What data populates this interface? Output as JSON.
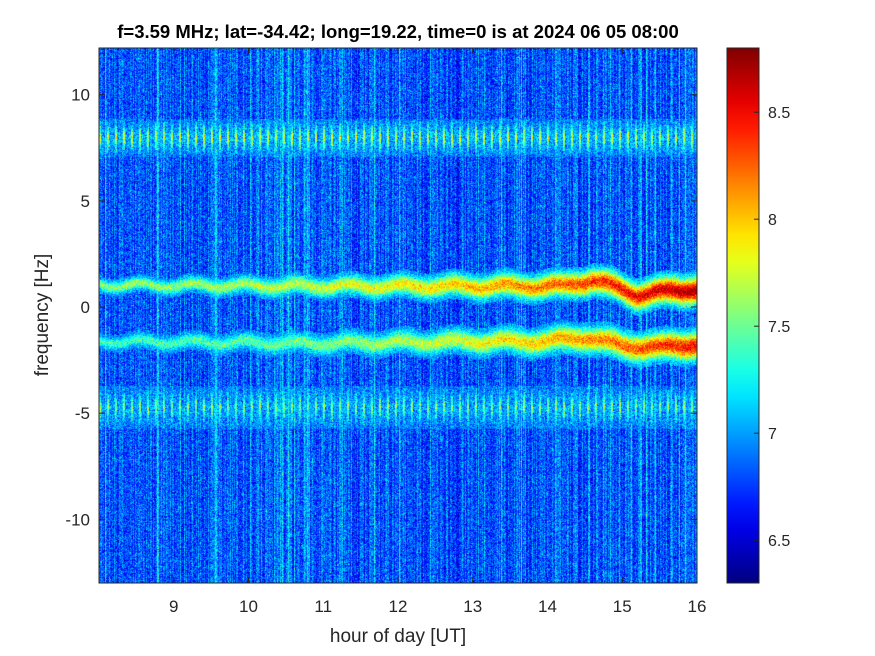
{
  "chart_data": {
    "type": "heatmap",
    "title": "f=3.59 MHz;  lat=-34.42; long=19.22, time=0 is at 2024 06 05 08:00",
    "xlabel": "hour of day [UT]",
    "ylabel": "frequency [Hz]",
    "xlim": [
      8,
      16
    ],
    "ylim": [
      -13,
      12.2
    ],
    "x_ticks": [
      9,
      10,
      11,
      12,
      13,
      14,
      15,
      16
    ],
    "x_tick_labels": [
      "9",
      "10",
      "11",
      "12",
      "13",
      "14",
      "15",
      "16"
    ],
    "y_ticks": [
      10,
      5,
      0,
      -5,
      -10
    ],
    "y_tick_labels": [
      "10",
      "5",
      "0",
      "-5",
      "-10"
    ],
    "colorbar": {
      "colormap": "jet",
      "clim": [
        6.3,
        8.8
      ],
      "ticks": [
        8.5,
        8,
        7.5,
        7,
        6.5
      ],
      "tick_labels": [
        "8.5",
        "8",
        "7.5",
        "7",
        "6.5"
      ]
    },
    "background_level": 6.8,
    "features": [
      {
        "kind": "pulsed-band",
        "center_freq": 8.0,
        "half_width": 0.9,
        "level": 7.8
      },
      {
        "kind": "pulsed-band",
        "center_freq": -4.7,
        "half_width": 1.0,
        "level": 7.6
      },
      {
        "kind": "doppler-trace",
        "points": [
          [
            8,
            1.05
          ],
          [
            11,
            1.0
          ],
          [
            12.5,
            1.0
          ],
          [
            13.5,
            1.0
          ],
          [
            14.2,
            1.0
          ],
          [
            14.6,
            1.3
          ],
          [
            15.2,
            0.6
          ],
          [
            16,
            0.9
          ]
        ],
        "level_start": 7.6,
        "level_end": 8.7
      },
      {
        "kind": "doppler-trace",
        "points": [
          [
            8,
            -1.6
          ],
          [
            11,
            -1.7
          ],
          [
            13,
            -1.6
          ],
          [
            14,
            -1.6
          ],
          [
            14.5,
            -1.4
          ],
          [
            15,
            -1.8
          ],
          [
            15.5,
            -1.9
          ],
          [
            16,
            -1.7
          ]
        ],
        "level_start": 7.4,
        "level_end": 8.5
      }
    ]
  }
}
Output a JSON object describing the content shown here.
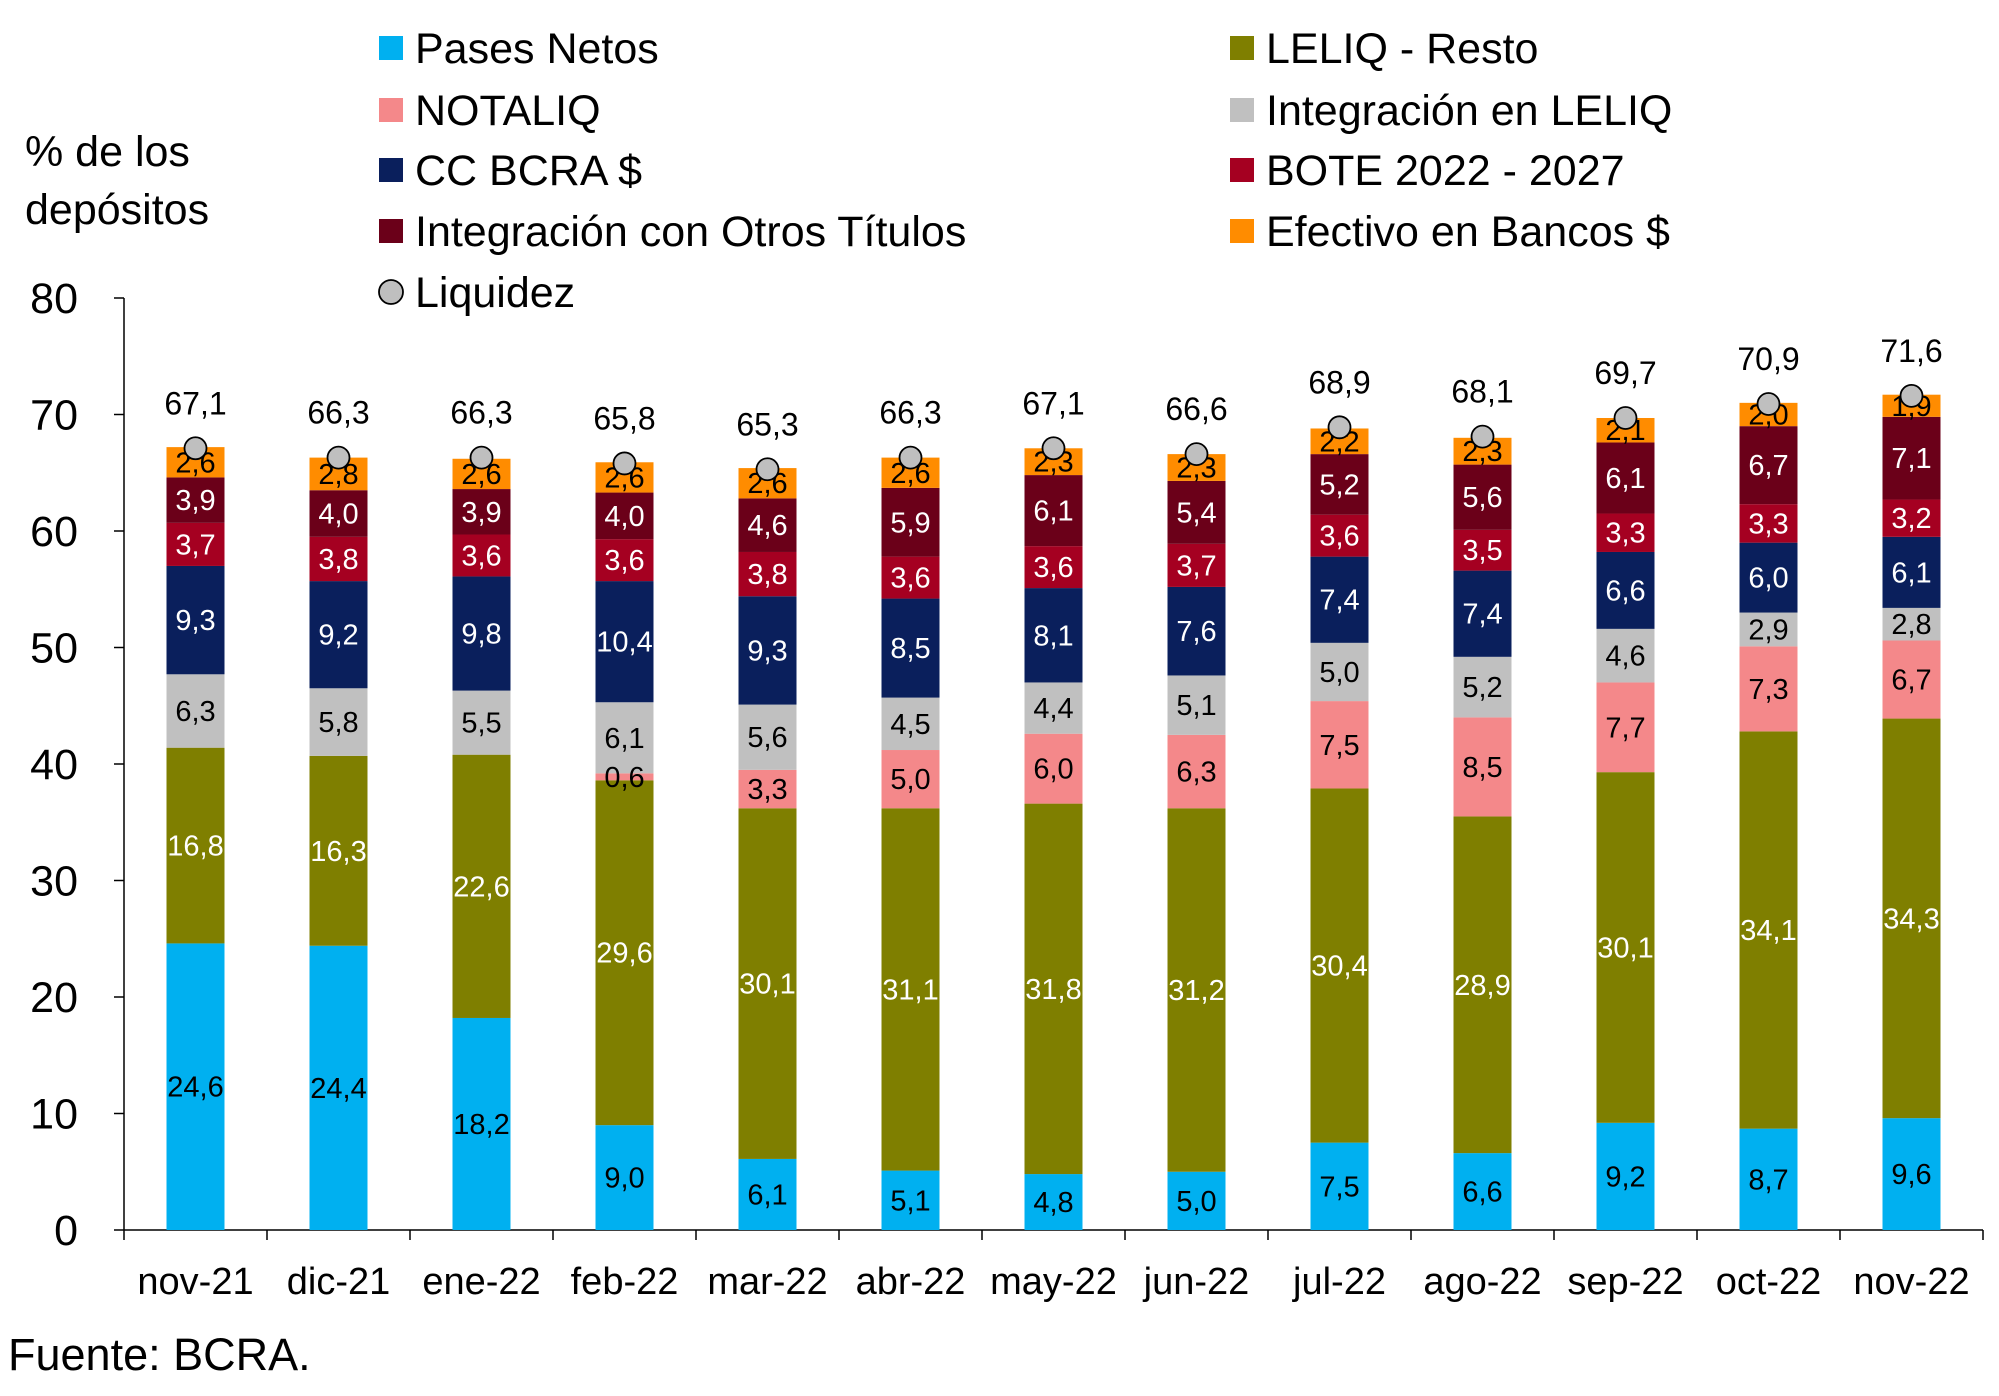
{
  "chart_data": {
    "type": "bar",
    "stacked": true,
    "ylabel": "% de los depósitos",
    "ylabel_lines": [
      "% de los",
      "depósitos"
    ],
    "ylim": [
      0,
      80
    ],
    "yticks": [
      0,
      10,
      20,
      30,
      40,
      50,
      60,
      70,
      80
    ],
    "grid": false,
    "legend_placement": "top",
    "source": "Fuente: BCRA.",
    "categories": [
      "nov-21",
      "dic-21",
      "ene-22",
      "feb-22",
      "mar-22",
      "abr-22",
      "may-22",
      "jun-22",
      "jul-22",
      "ago-22",
      "sep-22",
      "oct-22",
      "nov-22"
    ],
    "series": [
      {
        "name": "Pases Netos",
        "color": "#00B0F0",
        "label_color": "#000000",
        "values": [
          24.6,
          24.4,
          18.2,
          9.0,
          6.1,
          5.1,
          4.8,
          5.0,
          7.5,
          6.6,
          9.2,
          8.7,
          9.6
        ]
      },
      {
        "name": "LELIQ - Resto",
        "color": "#7F7F00",
        "label_color": "#FFFFFF",
        "values": [
          16.8,
          16.3,
          22.6,
          29.6,
          30.1,
          31.1,
          31.8,
          31.2,
          30.4,
          28.9,
          30.1,
          34.1,
          34.3
        ]
      },
      {
        "name": "NOTALIQ",
        "color": "#F4888A",
        "label_color": "#000000",
        "values": [
          null,
          null,
          null,
          0.6,
          3.3,
          5.0,
          6.0,
          6.3,
          7.5,
          8.5,
          7.7,
          7.3,
          6.7
        ]
      },
      {
        "name": "Integración en LELIQ",
        "color": "#C0C0C0",
        "label_color": "#000000",
        "values": [
          6.3,
          5.8,
          5.5,
          6.1,
          5.6,
          4.5,
          4.4,
          5.1,
          5.0,
          5.2,
          4.6,
          2.9,
          2.8
        ]
      },
      {
        "name": "CC BCRA $",
        "color": "#0A1F5C",
        "label_color": "#FFFFFF",
        "values": [
          9.3,
          9.2,
          9.8,
          10.4,
          9.3,
          8.5,
          8.1,
          7.6,
          7.4,
          7.4,
          6.6,
          6.0,
          6.1
        ]
      },
      {
        "name": "BOTE 2022 - 2027",
        "color": "#A50021",
        "label_color": "#FFFFFF",
        "values": [
          3.7,
          3.8,
          3.6,
          3.6,
          3.8,
          3.6,
          3.6,
          3.7,
          3.6,
          3.5,
          3.3,
          3.3,
          3.2
        ]
      },
      {
        "name": "Integración con Otros Títulos",
        "color": "#6B0019",
        "label_color": "#FFFFFF",
        "values": [
          3.9,
          4.0,
          3.9,
          4.0,
          4.6,
          5.9,
          6.1,
          5.4,
          5.2,
          5.6,
          6.1,
          6.7,
          7.1
        ]
      },
      {
        "name": "Efectivo en Bancos $",
        "color": "#FF8C00",
        "label_color": "#000000",
        "values": [
          2.6,
          2.8,
          2.6,
          2.6,
          2.6,
          2.6,
          2.3,
          2.3,
          2.2,
          2.3,
          2.1,
          2.0,
          1.9
        ]
      }
    ],
    "liquidez": {
      "name": "Liquidez",
      "type": "scatter",
      "marker": "circle",
      "color": "#BFBFBF",
      "values": [
        67.1,
        66.3,
        66.3,
        65.8,
        65.3,
        66.3,
        67.1,
        66.6,
        68.9,
        68.1,
        69.7,
        70.9,
        71.6
      ]
    },
    "legend_order": [
      0,
      1,
      2,
      3,
      4,
      5,
      6,
      7
    ]
  }
}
☆ ☆ ☆
TO DO
Every line of text is to be repeated exactly; pictures are left out.

FINAL RESULT
What data populates this interface? Output as JSON.
{
  "chart_data": {
    "type": "heatmap",
    "title": "f=3.59 MHz;  lat=-34.42; long=19.22, time=0 is at 2024 06 05 08:00",
    "xlabel": "hour of day [UT]",
    "ylabel": "frequency [Hz]",
    "xlim": [
      8,
      16
    ],
    "ylim": [
      -13,
      12.2
    ],
    "x_ticks": [
      9,
      10,
      11,
      12,
      13,
      14,
      15,
      16
    ],
    "x_tick_labels": [
      "9",
      "10",
      "11",
      "12",
      "13",
      "14",
      "15",
      "16"
    ],
    "y_ticks": [
      10,
      5,
      0,
      -5,
      -10
    ],
    "y_tick_labels": [
      "10",
      "5",
      "0",
      "-5",
      "-10"
    ],
    "colorbar": {
      "colormap": "jet",
      "clim": [
        6.3,
        8.8
      ],
      "ticks": [
        8.5,
        8,
        7.5,
        7,
        6.5
      ],
      "tick_labels": [
        "8.5",
        "8",
        "7.5",
        "7",
        "6.5"
      ]
    },
    "background_level": 6.8,
    "features": [
      {
        "kind": "pulsed-band",
        "center_freq": 8.0,
        "half_width": 0.9,
        "level": 7.8
      },
      {
        "kind": "pulsed-band",
        "center_freq": -4.7,
        "half_width": 1.0,
        "level": 7.6
      },
      {
        "kind": "doppler-trace",
        "points": [
          [
            8,
            1.05
          ],
          [
            11,
            1.0
          ],
          [
            12.5,
            1.0
          ],
          [
            13.5,
            1.0
          ],
          [
            14.2,
            1.0
          ],
          [
            14.6,
            1.3
          ],
          [
            15.2,
            0.6
          ],
          [
            16,
            0.9
          ]
        ],
        "level_start": 7.6,
        "level_end": 8.7
      },
      {
        "kind": "doppler-trace",
        "points": [
          [
            8,
            -1.6
          ],
          [
            11,
            -1.7
          ],
          [
            13,
            -1.6
          ],
          [
            14,
            -1.6
          ],
          [
            14.5,
            -1.4
          ],
          [
            15,
            -1.8
          ],
          [
            15.5,
            -1.9
          ],
          [
            16,
            -1.7
          ]
        ],
        "level_start": 7.4,
        "level_end": 8.5
      }
    ]
  }
}
Output a JSON object describing the content shown here.
{
  "chart_data": {
    "type": "bar",
    "stacked": true,
    "ylabel": "% de los depósitos",
    "ylabel_lines": [
      "% de los",
      "depósitos"
    ],
    "ylim": [
      0,
      80
    ],
    "yticks": [
      0,
      10,
      20,
      30,
      40,
      50,
      60,
      70,
      80
    ],
    "grid": false,
    "legend_placement": "top",
    "source": "Fuente: BCRA.",
    "categories": [
      "nov-21",
      "dic-21",
      "ene-22",
      "feb-22",
      "mar-22",
      "abr-22",
      "may-22",
      "jun-22",
      "jul-22",
      "ago-22",
      "sep-22",
      "oct-22",
      "nov-22"
    ],
    "series": [
      {
        "name": "Pases Netos",
        "color": "#00B0F0",
        "label_color": "#000000",
        "values": [
          24.6,
          24.4,
          18.2,
          9.0,
          6.1,
          5.1,
          4.8,
          5.0,
          7.5,
          6.6,
          9.2,
          8.7,
          9.6
        ]
      },
      {
        "name": "LELIQ - Resto",
        "color": "#7F7F00",
        "label_color": "#FFFFFF",
        "values": [
          16.8,
          16.3,
          22.6,
          29.6,
          30.1,
          31.1,
          31.8,
          31.2,
          30.4,
          28.9,
          30.1,
          34.1,
          34.3
        ]
      },
      {
        "name": "NOTALIQ",
        "color": "#F4888A",
        "label_color": "#000000",
        "values": [
          null,
          null,
          null,
          0.6,
          3.3,
          5.0,
          6.0,
          6.3,
          7.5,
          8.5,
          7.7,
          7.3,
          6.7
        ]
      },
      {
        "name": "Integración en LELIQ",
        "color": "#C0C0C0",
        "label_color": "#000000",
        "values": [
          6.3,
          5.8,
          5.5,
          6.1,
          5.6,
          4.5,
          4.4,
          5.1,
          5.0,
          5.2,
          4.6,
          2.9,
          2.8
        ]
      },
      {
        "name": "CC BCRA $",
        "color": "#0A1F5C",
        "label_color": "#FFFFFF",
        "values": [
          9.3,
          9.2,
          9.8,
          10.4,
          9.3,
          8.5,
          8.1,
          7.6,
          7.4,
          7.4,
          6.6,
          6.0,
          6.1
        ]
      },
      {
        "name": "BOTE 2022 - 2027",
        "color": "#A50021",
        "label_color": "#FFFFFF",
        "values": [
          3.7,
          3.8,
          3.6,
          3.6,
          3.8,
          3.6,
          3.6,
          3.7,
          3.6,
          3.5,
          3.3,
          3.3,
          3.2
        ]
      },
      {
        "name": "Integración con Otros Títulos",
        "color": "#6B0019",
        "label_color": "#FFFFFF",
        "values": [
          3.9,
          4.0,
          3.9,
          4.0,
          4.6,
          5.9,
          6.1,
          5.4,
          5.2,
          5.6,
          6.1,
          6.7,
          7.1
        ]
      },
      {
        "name": "Efectivo en Bancos $",
        "color": "#FF8C00",
        "label_color": "#000000",
        "values": [
          2.6,
          2.8,
          2.6,
          2.6,
          2.6,
          2.6,
          2.3,
          2.3,
          2.2,
          2.3,
          2.1,
          2.0,
          1.9
        ]
      }
    ],
    "liquidez": {
      "name": "Liquidez",
      "type": "scatter",
      "marker": "circle",
      "color": "#BFBFBF",
      "values": [
        67.1,
        66.3,
        66.3,
        65.8,
        65.3,
        66.3,
        67.1,
        66.6,
        68.9,
        68.1,
        69.7,
        70.9,
        71.6
      ]
    },
    "legend_order": [
      0,
      1,
      2,
      3,
      4,
      5,
      6,
      7
    ]
  }
}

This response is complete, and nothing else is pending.